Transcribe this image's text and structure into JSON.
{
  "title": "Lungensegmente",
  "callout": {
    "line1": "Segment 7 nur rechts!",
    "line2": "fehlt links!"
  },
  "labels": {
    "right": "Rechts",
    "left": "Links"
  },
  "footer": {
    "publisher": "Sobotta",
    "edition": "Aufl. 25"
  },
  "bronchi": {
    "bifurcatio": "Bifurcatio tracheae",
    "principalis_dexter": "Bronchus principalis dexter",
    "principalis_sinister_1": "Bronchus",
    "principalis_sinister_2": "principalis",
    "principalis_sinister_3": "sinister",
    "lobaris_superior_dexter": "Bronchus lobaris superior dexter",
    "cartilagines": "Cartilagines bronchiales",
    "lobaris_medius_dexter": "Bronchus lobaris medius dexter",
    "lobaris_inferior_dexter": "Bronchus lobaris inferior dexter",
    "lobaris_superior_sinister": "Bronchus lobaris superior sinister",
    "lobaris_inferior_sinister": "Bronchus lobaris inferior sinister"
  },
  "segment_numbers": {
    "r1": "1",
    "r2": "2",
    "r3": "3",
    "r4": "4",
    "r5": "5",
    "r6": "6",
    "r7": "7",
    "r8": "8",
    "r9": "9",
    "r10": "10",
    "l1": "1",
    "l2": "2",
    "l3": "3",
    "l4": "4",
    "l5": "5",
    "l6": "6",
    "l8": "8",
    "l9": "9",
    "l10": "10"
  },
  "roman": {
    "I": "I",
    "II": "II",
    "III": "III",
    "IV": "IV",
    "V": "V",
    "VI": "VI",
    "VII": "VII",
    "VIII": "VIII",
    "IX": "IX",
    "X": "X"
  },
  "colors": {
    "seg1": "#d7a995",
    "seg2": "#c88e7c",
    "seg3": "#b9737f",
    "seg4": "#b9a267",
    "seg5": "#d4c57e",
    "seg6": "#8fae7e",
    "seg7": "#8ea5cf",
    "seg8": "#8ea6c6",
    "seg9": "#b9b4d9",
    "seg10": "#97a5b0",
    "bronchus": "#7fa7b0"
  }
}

§

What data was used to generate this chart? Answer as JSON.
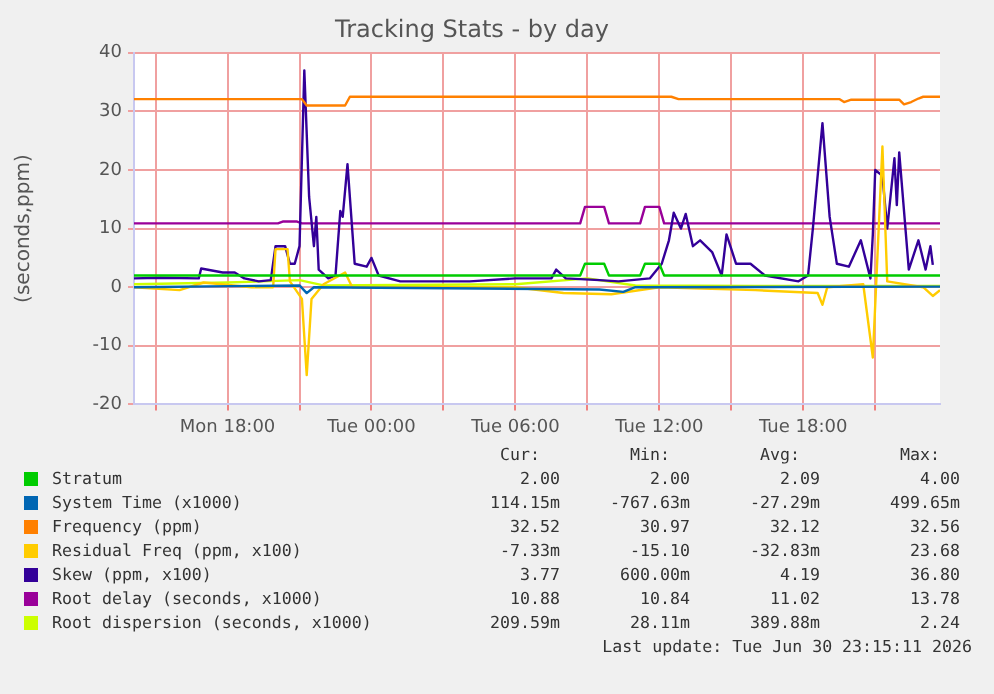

§

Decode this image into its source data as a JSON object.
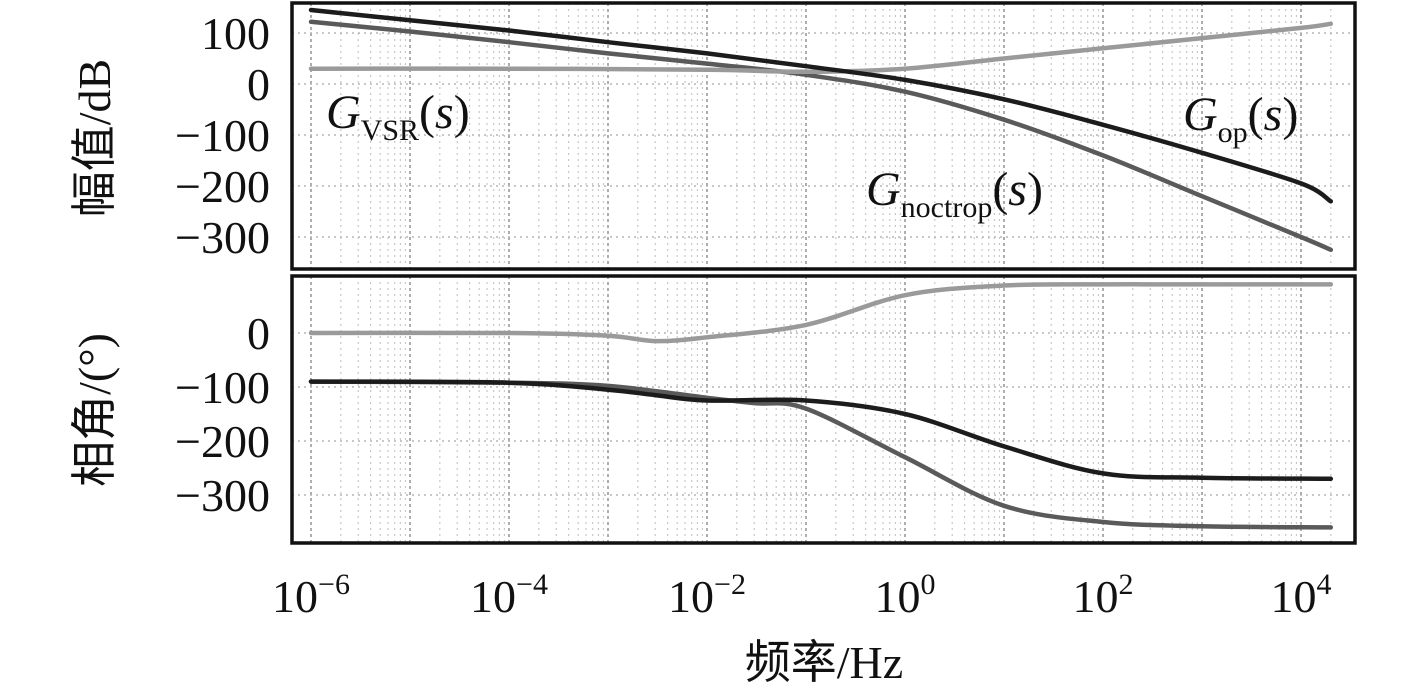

§

Short task:
Provide only the number of lines in the entries that hold the word "data".

Written reply:
2